Data entries
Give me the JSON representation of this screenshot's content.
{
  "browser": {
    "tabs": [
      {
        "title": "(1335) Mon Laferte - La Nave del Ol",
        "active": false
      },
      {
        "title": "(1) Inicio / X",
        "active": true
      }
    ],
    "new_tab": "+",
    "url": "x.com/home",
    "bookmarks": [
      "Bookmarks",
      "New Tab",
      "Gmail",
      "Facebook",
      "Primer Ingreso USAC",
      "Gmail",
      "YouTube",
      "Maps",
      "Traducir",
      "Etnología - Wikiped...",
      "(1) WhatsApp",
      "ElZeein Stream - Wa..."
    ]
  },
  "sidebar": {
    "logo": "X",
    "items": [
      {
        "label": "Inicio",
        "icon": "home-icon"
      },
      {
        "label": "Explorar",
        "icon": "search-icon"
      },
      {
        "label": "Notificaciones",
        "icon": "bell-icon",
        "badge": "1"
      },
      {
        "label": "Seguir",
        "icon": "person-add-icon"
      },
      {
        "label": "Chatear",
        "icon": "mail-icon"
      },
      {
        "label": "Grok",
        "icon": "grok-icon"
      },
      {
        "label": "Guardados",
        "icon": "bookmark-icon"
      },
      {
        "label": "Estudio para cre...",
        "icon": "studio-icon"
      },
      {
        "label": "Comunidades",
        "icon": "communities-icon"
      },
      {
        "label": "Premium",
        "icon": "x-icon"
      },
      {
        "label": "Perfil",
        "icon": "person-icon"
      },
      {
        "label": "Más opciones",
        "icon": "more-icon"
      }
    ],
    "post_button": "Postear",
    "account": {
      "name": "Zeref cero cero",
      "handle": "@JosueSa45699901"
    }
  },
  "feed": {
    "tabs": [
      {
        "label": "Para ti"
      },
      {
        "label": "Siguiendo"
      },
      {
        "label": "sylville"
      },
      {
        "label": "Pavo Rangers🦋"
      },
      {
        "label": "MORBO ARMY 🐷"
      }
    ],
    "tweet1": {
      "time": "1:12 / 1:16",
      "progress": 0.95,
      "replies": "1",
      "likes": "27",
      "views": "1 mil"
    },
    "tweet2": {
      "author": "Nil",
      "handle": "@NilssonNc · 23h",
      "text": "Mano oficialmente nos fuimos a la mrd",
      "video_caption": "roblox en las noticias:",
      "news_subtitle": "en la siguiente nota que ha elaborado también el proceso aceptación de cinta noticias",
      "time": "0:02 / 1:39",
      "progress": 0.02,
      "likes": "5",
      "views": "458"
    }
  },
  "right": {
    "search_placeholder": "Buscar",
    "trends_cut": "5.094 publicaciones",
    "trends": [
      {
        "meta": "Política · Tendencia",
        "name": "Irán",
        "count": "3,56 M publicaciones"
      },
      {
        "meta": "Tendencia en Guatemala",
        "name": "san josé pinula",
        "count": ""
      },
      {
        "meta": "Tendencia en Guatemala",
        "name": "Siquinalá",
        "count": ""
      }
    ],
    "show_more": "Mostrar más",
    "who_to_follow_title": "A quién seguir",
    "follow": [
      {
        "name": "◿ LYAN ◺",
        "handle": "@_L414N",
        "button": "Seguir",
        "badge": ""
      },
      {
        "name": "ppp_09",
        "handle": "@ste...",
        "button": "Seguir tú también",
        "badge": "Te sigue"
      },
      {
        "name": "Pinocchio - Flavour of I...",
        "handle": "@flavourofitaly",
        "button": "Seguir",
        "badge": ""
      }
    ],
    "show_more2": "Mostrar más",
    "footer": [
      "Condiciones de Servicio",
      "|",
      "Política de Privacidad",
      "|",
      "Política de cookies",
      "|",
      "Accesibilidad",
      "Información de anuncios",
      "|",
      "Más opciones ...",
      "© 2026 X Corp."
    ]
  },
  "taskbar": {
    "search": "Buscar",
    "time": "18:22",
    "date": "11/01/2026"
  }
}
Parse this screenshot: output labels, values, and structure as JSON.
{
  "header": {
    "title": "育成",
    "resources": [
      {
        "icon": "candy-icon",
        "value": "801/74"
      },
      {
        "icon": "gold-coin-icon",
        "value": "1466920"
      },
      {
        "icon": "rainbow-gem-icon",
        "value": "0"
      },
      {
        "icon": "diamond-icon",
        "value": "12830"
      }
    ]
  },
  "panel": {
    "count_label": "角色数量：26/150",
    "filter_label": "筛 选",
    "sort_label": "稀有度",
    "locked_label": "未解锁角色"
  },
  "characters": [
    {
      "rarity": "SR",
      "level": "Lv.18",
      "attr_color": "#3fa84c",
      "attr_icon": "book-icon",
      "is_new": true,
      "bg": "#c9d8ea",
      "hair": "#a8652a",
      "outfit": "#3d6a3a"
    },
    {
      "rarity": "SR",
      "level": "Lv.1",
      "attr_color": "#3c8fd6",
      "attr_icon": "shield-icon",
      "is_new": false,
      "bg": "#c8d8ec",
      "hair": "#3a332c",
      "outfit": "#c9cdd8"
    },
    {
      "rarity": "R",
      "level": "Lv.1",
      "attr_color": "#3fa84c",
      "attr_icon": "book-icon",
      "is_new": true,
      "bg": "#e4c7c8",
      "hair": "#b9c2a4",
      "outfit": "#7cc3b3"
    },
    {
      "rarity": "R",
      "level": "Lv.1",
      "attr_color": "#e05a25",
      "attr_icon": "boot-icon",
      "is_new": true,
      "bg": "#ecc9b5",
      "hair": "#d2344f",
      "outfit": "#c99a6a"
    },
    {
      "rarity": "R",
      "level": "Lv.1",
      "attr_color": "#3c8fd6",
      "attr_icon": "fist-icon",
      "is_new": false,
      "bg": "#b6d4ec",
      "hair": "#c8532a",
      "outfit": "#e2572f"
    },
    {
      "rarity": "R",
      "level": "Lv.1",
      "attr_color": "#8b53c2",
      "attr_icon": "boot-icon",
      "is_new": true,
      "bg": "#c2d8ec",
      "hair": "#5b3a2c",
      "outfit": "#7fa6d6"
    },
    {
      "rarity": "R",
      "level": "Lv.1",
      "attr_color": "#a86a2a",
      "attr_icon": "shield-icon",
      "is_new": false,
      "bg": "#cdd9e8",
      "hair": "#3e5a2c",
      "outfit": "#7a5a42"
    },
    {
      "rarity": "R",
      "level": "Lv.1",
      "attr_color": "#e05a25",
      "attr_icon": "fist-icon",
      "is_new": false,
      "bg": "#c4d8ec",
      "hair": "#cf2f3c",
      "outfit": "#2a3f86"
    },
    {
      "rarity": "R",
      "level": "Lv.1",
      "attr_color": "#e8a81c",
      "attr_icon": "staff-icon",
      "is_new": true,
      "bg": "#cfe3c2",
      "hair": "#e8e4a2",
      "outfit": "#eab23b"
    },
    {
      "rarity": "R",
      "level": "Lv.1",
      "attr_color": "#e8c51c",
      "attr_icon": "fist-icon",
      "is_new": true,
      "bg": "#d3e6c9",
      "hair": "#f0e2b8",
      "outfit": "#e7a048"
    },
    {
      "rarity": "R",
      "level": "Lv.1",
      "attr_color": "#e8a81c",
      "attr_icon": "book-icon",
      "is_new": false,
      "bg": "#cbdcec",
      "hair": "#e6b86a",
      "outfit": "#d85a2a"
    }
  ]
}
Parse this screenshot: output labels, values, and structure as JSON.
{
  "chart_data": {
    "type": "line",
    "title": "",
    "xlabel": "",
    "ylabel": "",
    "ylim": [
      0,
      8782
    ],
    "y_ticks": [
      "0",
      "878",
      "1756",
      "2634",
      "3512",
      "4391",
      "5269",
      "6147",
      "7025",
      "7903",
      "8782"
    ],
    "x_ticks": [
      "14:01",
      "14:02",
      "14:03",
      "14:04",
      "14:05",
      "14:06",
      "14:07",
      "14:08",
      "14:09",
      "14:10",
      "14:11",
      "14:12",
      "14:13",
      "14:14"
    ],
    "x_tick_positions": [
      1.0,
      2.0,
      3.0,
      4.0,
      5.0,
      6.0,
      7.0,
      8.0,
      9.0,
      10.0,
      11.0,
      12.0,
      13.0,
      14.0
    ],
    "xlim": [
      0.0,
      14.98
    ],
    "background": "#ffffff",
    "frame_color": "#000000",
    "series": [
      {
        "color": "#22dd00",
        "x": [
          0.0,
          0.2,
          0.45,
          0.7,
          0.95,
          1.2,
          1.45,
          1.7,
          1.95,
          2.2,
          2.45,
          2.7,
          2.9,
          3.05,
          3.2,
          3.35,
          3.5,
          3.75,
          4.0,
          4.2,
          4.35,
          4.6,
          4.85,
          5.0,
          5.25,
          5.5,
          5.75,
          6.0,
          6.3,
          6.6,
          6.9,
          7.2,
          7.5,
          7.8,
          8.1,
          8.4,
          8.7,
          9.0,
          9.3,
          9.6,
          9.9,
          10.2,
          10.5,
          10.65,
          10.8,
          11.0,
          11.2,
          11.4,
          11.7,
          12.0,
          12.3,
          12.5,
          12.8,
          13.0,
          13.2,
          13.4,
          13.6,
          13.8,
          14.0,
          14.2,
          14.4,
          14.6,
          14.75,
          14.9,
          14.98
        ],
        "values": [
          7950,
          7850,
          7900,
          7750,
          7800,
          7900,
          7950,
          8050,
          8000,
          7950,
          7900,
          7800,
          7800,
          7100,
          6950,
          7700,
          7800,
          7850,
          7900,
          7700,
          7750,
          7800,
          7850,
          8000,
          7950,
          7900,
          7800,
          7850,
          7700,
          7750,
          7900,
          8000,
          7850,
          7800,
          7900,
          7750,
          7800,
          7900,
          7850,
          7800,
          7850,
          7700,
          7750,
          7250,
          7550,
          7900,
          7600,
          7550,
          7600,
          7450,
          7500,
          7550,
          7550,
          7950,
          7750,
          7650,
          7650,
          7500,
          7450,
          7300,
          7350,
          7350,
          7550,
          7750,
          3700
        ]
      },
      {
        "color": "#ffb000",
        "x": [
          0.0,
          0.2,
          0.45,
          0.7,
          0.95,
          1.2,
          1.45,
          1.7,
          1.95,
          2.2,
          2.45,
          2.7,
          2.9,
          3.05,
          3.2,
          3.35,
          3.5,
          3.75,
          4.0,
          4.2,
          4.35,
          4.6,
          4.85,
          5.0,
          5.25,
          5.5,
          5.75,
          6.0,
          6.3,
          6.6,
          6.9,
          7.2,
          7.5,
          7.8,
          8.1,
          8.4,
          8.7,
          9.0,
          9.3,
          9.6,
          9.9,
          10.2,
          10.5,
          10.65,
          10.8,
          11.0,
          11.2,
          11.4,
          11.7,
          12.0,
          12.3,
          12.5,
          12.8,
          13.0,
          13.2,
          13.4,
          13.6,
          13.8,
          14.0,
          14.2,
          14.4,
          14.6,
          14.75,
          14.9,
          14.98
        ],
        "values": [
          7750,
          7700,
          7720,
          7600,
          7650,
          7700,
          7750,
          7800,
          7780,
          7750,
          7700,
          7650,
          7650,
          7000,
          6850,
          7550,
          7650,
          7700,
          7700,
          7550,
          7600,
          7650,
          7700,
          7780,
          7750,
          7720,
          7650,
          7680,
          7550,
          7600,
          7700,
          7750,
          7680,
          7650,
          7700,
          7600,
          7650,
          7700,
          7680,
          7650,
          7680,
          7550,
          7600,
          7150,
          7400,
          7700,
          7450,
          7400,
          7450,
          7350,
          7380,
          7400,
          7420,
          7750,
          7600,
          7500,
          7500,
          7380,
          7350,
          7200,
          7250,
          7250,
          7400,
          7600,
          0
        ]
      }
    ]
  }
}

◆ **What is asked**
Copy each line of the preceding data that contains the string "Política".

◆ **Problem solution**
        "meta": "Política · Tendencia",
      "Política de Privacidad",
      "Política de cookies",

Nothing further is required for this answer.